▶ [Request]
Print out the material that follows word for word.

[Saved data entries]
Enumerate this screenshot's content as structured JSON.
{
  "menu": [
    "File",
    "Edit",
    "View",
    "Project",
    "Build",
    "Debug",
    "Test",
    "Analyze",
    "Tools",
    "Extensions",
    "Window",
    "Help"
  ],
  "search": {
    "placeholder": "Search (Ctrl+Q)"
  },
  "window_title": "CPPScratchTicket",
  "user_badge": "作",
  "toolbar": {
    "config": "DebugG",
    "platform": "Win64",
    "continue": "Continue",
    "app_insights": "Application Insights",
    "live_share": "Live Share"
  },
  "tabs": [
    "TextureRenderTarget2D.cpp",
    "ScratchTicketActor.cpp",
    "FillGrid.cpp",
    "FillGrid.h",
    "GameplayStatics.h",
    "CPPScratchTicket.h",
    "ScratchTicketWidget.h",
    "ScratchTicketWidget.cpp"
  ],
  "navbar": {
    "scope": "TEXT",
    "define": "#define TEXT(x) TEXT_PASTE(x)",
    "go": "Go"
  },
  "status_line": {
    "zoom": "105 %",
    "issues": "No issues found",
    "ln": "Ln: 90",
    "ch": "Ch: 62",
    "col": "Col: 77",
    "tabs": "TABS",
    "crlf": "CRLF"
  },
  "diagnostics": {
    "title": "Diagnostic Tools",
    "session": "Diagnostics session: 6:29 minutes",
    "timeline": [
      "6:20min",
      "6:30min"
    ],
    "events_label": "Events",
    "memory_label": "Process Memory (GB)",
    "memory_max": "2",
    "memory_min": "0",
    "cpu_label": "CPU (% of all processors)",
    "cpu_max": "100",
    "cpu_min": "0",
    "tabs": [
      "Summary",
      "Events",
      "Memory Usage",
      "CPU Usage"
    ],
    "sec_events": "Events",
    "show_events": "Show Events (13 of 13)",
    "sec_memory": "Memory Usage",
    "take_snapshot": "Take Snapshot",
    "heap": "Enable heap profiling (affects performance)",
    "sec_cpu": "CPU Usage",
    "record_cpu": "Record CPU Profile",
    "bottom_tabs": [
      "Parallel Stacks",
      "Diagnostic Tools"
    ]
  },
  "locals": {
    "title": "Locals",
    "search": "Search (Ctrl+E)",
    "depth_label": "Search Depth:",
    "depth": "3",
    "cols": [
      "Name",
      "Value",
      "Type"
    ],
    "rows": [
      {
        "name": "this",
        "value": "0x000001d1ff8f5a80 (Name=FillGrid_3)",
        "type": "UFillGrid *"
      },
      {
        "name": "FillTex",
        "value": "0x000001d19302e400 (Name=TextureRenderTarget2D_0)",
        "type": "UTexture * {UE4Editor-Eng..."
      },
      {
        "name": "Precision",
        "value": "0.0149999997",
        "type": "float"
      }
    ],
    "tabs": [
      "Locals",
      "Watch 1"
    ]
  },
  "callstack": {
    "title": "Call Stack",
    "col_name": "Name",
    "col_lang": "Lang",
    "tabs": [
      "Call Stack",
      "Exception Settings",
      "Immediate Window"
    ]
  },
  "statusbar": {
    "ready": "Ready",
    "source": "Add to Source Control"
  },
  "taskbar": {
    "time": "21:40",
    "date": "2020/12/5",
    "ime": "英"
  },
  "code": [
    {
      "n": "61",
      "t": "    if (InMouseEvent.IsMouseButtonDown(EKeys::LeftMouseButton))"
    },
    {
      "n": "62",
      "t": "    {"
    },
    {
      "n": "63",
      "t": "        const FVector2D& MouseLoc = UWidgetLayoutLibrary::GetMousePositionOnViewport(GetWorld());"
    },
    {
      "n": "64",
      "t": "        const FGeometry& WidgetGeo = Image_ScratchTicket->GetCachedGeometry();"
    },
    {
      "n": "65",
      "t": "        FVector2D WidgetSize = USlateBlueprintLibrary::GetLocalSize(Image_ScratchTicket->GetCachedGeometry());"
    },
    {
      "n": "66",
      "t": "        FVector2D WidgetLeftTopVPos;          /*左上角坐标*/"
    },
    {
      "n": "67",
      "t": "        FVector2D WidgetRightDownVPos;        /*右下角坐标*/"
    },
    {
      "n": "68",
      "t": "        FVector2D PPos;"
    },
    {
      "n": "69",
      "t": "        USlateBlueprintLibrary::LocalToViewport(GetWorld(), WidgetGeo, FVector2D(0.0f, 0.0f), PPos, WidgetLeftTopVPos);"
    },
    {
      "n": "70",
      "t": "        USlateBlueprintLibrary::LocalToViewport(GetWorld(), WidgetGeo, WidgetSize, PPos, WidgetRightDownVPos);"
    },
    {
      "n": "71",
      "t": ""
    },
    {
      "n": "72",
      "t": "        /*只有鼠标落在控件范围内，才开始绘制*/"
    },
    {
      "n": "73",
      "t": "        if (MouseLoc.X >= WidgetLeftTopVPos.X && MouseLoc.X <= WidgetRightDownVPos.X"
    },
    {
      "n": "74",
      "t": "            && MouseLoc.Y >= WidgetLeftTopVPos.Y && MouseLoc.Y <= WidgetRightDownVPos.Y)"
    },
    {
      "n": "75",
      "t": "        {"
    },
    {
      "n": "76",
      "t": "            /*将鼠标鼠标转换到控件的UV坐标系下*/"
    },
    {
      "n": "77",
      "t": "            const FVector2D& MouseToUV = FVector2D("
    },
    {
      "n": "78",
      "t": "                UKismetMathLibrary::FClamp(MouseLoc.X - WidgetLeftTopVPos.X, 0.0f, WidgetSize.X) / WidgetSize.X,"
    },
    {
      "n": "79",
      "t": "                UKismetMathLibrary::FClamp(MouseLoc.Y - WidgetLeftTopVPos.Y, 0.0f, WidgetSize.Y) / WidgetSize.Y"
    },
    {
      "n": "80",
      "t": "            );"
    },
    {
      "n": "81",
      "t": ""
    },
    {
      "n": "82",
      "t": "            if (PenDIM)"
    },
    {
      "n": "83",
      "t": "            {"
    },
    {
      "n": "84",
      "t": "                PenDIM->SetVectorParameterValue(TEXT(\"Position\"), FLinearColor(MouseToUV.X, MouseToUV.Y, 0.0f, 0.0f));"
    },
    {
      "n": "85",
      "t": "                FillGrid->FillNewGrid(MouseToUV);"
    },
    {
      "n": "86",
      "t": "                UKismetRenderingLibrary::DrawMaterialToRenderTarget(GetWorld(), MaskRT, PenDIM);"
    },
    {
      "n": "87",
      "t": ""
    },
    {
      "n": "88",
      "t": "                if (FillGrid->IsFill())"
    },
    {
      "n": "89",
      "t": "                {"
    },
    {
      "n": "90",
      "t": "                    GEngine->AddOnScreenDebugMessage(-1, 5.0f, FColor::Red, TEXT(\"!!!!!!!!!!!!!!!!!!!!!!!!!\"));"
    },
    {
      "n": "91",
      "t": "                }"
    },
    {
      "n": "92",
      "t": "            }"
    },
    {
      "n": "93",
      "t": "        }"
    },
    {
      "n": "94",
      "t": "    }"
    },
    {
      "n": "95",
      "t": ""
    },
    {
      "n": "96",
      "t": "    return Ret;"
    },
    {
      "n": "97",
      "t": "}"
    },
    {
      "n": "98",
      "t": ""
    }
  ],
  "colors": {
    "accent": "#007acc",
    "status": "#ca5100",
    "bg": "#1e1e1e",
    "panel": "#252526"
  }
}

▶ [Answer to this exercise]
Enumerate this screenshot's content as structured JSON.
{
  "menu": [
    "File",
    "Edit",
    "View",
    "Project",
    "Build",
    "Debug",
    "Test",
    "Analyze",
    "Tools",
    "Extensions",
    "Window",
    "Help"
  ],
  "search": {
    "placeholder": "Search (Ctrl+Q)"
  },
  "window_title": "CPPScratchTicket",
  "user_badge": "作",
  "toolbar": {
    "config": "DebugG",
    "platform": "Win64",
    "continue": "Continue",
    "app_insights": "Application Insights",
    "live_share": "Live Share"
  },
  "tabs": [
    "TextureRenderTarget2D.cpp",
    "ScratchTicketActor.cpp",
    "FillGrid.cpp",
    "FillGrid.h",
    "GameplayStatics.h",
    "CPPScratchTicket.h",
    "ScratchTicketWidget.h",
    "ScratchTicketWidget.cpp"
  ],
  "navbar": {
    "scope": "TEXT",
    "define": "#define TEXT(x) TEXT_PASTE(x)",
    "go": "Go"
  },
  "status_line": {
    "zoom": "105 %",
    "issues": "No issues found",
    "ln": "Ln: 90",
    "ch": "Ch: 62",
    "col": "Col: 77",
    "tabs": "TABS",
    "crlf": "CRLF"
  },
  "diagnostics": {
    "title": "Diagnostic Tools",
    "session": "Diagnostics session: 6:29 minutes",
    "timeline": [
      "6:20min",
      "6:30min"
    ],
    "events_label": "Events",
    "memory_label": "Process Memory (GB)",
    "memory_max": "2",
    "memory_min": "0",
    "cpu_label": "CPU (% of all processors)",
    "cpu_max": "100",
    "cpu_min": "0",
    "tabs": [
      "Summary",
      "Events",
      "Memory Usage",
      "CPU Usage"
    ],
    "sec_events": "Events",
    "show_events": "Show Events (13 of 13)",
    "sec_memory": "Memory Usage",
    "take_snapshot": "Take Snapshot",
    "heap": "Enable heap profiling (affects performance)",
    "sec_cpu": "CPU Usage",
    "record_cpu": "Record CPU Profile",
    "bottom_tabs": [
      "Parallel Stacks",
      "Diagnostic Tools"
    ]
  },
  "locals": {
    "title": "Locals",
    "search": "Search (Ctrl+E)",
    "depth_label": "Search Depth:",
    "depth": "3",
    "cols": [
      "Name",
      "Value",
      "Type"
    ],
    "rows": [
      {
        "name": "this",
        "value": "0x000001d1ff8f5a80 (Name=FillGrid_3)",
        "type": "UFillGrid *"
      },
      {
        "name": "FillTex",
        "value": "0x000001d19302e400 (Name=TextureRenderTarget2D_0)",
        "type": "UTexture * {UE4Editor-Eng..."
      },
      {
        "name": "Precision",
        "value": "0.0149999997",
        "type": "float"
      }
    ],
    "tabs": [
      "Locals",
      "Watch 1"
    ]
  },
  "callstack": {
    "title": "Call Stack",
    "col_name": "Name",
    "col_lang": "Lang",
    "tabs": [
      "Call Stack",
      "Exception Settings",
      "Immediate Window"
    ]
  },
  "statusbar": {
    "ready": "Ready",
    "source": "Add to Source Control"
  },
  "taskbar": {
    "time": "21:40",
    "date": "2020/12/5",
    "ime": "英"
  },
  "code": [
    {
      "n": "61",
      "t": "    if (InMouseEvent.IsMouseButtonDown(EKeys::LeftMouseButton))"
    },
    {
      "n": "62",
      "t": "    {"
    },
    {
      "n": "63",
      "t": "        const FVector2D& MouseLoc = UWidgetLayoutLibrary::GetMousePositionOnViewport(GetWorld());"
    },
    {
      "n": "64",
      "t": "        const FGeometry& WidgetGeo = Image_ScratchTicket->GetCachedGeometry();"
    },
    {
      "n": "65",
      "t": "        FVector2D WidgetSize = USlateBlueprintLibrary::GetLocalSize(Image_ScratchTicket->GetCachedGeometry());"
    },
    {
      "n": "66",
      "t": "        FVector2D WidgetLeftTopVPos;          /*左上角坐标*/"
    },
    {
      "n": "67",
      "t": "        FVector2D WidgetRightDownVPos;        /*右下角坐标*/"
    },
    {
      "n": "68",
      "t": "        FVector2D PPos;"
    },
    {
      "n": "69",
      "t": "        USlateBlueprintLibrary::LocalToViewport(GetWorld(), WidgetGeo, FVector2D(0.0f, 0.0f), PPos, WidgetLeftTopVPos);"
    },
    {
      "n": "70",
      "t": "        USlateBlueprintLibrary::LocalToViewport(GetWorld(), WidgetGeo, WidgetSize, PPos, WidgetRightDownVPos);"
    },
    {
      "n": "71",
      "t": ""
    },
    {
      "n": "72",
      "t": "        /*只有鼠标落在控件范围内，才开始绘制*/"
    },
    {
      "n": "73",
      "t": "        if (MouseLoc.X >= WidgetLeftTopVPos.X && MouseLoc.X <= WidgetRightDownVPos.X"
    },
    {
      "n": "74",
      "t": "            && MouseLoc.Y >= WidgetLeftTopVPos.Y && MouseLoc.Y <= WidgetRightDownVPos.Y)"
    },
    {
      "n": "75",
      "t": "        {"
    },
    {
      "n": "76",
      "t": "            /*将鼠标鼠标转换到控件的UV坐标系下*/"
    },
    {
      "n": "77",
      "t": "            const FVector2D& MouseToUV = FVector2D("
    },
    {
      "n": "78",
      "t": "                UKismetMathLibrary::FClamp(MouseLoc.X - WidgetLeftTopVPos.X, 0.0f, WidgetSize.X) / WidgetSize.X,"
    },
    {
      "n": "79",
      "t": "                UKismetMathLibrary::FClamp(MouseLoc.Y - WidgetLeftTopVPos.Y, 0.0f, WidgetSize.Y) / WidgetSize.Y"
    },
    {
      "n": "80",
      "t": "            );"
    },
    {
      "n": "81",
      "t": ""
    },
    {
      "n": "82",
      "t": "            if (PenDIM)"
    },
    {
      "n": "83",
      "t": "            {"
    },
    {
      "n": "84",
      "t": "                PenDIM->SetVectorParameterValue(TEXT(\"Position\"), FLinearColor(MouseToUV.X, MouseToUV.Y, 0.0f, 0.0f));"
    },
    {
      "n": "85",
      "t": "                FillGrid->FillNewGrid(MouseToUV);"
    },
    {
      "n": "86",
      "t": "                UKismetRenderingLibrary::DrawMaterialToRenderTarget(GetWorld(), MaskRT, PenDIM);"
    },
    {
      "n": "87",
      "t": ""
    },
    {
      "n": "88",
      "t": "                if (FillGrid->IsFill())"
    },
    {
      "n": "89",
      "t": "                {"
    },
    {
      "n": "90",
      "t": "                    GEngine->AddOnScreenDebugMessage(-1, 5.0f, FColor::Red, TEXT(\"!!!!!!!!!!!!!!!!!!!!!!!!!\"));"
    },
    {
      "n": "91",
      "t": "                }"
    },
    {
      "n": "92",
      "t": "            }"
    },
    {
      "n": "93",
      "t": "        }"
    },
    {
      "n": "94",
      "t": "    }"
    },
    {
      "n": "95",
      "t": ""
    },
    {
      "n": "96",
      "t": "    return Ret;"
    },
    {
      "n": "97",
      "t": "}"
    },
    {
      "n": "98",
      "t": ""
    }
  ],
  "colors": {
    "accent": "#007acc",
    "status": "#ca5100",
    "bg": "#1e1e1e",
    "panel": "#252526"
  }
}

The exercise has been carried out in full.